* [読解用の抜粋]:
* * *
説明

溶融鋳造耐火物の残厚測定方法及び測定装置

【課題】本発明は、ガラス溶解窯の操業を継続したまま、溶融鋳造耐火物からなる側壁の厚さをより正確に測定できる溶融鋳造耐火物の残厚測定方法及び測定装置を提供する。
【解決手段】ガラス溶解窯の側壁に用いられた溶融鋳造耐火物の残厚測定にあたって、溶融鋳造耐火物の被測定面に接触させる、耐熱温度が250℃以上、比誘電率が2以上20以下、温度拡散率が2×10−6/sec以下の断熱板2と、断熱板2を介してパルス状電磁波を被測定面に向かって送信アンテナ31から送信させる送信機32と、該パルス状電磁波の前記溶融鋳造耐火物からの反射波を受信アンテナ33で受信して反射波データを取得する受信機34と、を有する電磁波探査機3と、から構成される溶融鋳造耐火物の残厚測定装置1及びこれを用いた残厚測定方法。

【発明の詳細な説明】
【技術分野】
【0001】
本発明は、ガラス溶解窯に使用される溶融鋳造耐火物の残厚測定方法及び測定装置に係り、特に、操業中のガラス溶解窯の側壁に用いられている溶融鋳造耐火物の残厚を、操業を妨げることなく測定できる測定方法及び測定装置に関する。
【背景技術】
【0002】
ガラス溶解窯は、ガラスを溶融させるために非常に高温で使用され、かつ、溶融したガラスへの悪影響を及ぼさないような性質を有する溶融鋳造耐火物を側壁に用いて構成されている。
【0003】
このガラス溶解窯においては、操業を継続していくうちに、溶融ガラスと接触している溶融鋳造耐火物が徐々に浸食され、その厚みが減少していく。そして、その厚さが所定範囲よりも薄くなった場合に、窯の修理を行って延命を図ったり、窯の寿命として窯を停止したりする。
* * *
* [データ]:
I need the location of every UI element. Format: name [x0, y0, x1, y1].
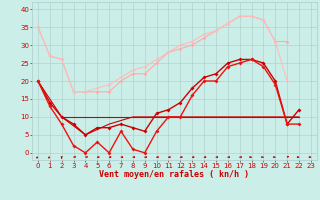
X-axis label: Vent moyen/en rafales ( kn/h ): Vent moyen/en rafales ( kn/h )	[100, 170, 249, 179]
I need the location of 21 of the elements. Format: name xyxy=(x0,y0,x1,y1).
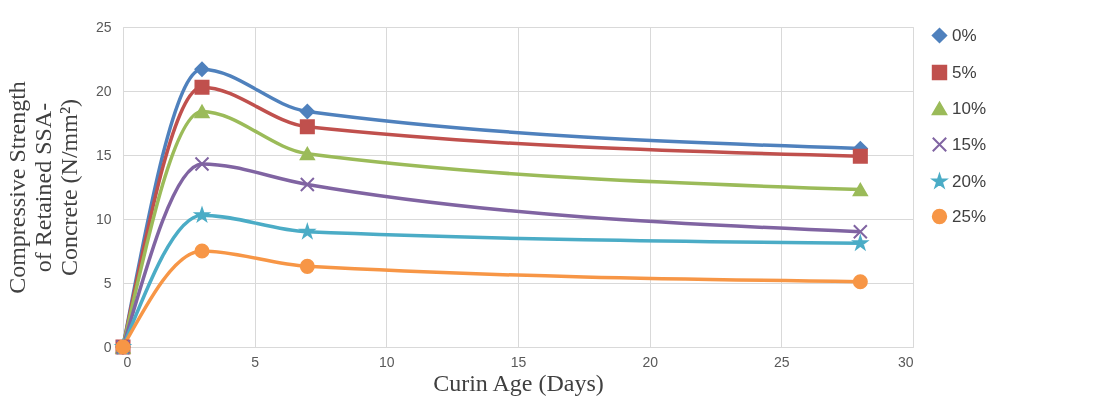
* * *
* [取り組む問題]:
(A) 耐火物の残厚測定についての文章で、断熱板に求められる耐熱温度はいくつですか？
(B) 耐火物の残厚測定についての文章を、最後の文の後から書き継いでください。

* [問題の解答]:
(A) 250℃以上です。

(B)
【0004】
これを適切に行わずに限界を超えて操業を継続してしまうと、溶融鋳造耐火物に穴が開いて、溶融ガラス素地が窯外へ漏れてしまう重大な事故などが発生してしまう。その一方で、安全を見て、まだ十分に残厚があり、耐用が充分なのに窯を停止してしまった場合は、コスト的にも大きなロスとなってしまう。
【0005】
以上の理由で、耐火物の残厚を操業を継続しながら把握することは、非常に重要であり、ガラス窯ユーザーからの強い要求がある。
【0006】
この耐火物の残厚を測定するために、従来用いられていた方法としては、ガラス接触部の溶融鋳造耐火物の目地から、金属製の物差しを挿入し、溶融ガラスに接触するまでの長さから残厚を測定する方法がある。この方法では、目地部分のみの残厚しかわからない上に、溶融鋳造耐火物の競り合いが弱く、目地が開いている場合にガラスが目地部ににじみ出してしまうため正確な残厚が測定できないケースが多々ある。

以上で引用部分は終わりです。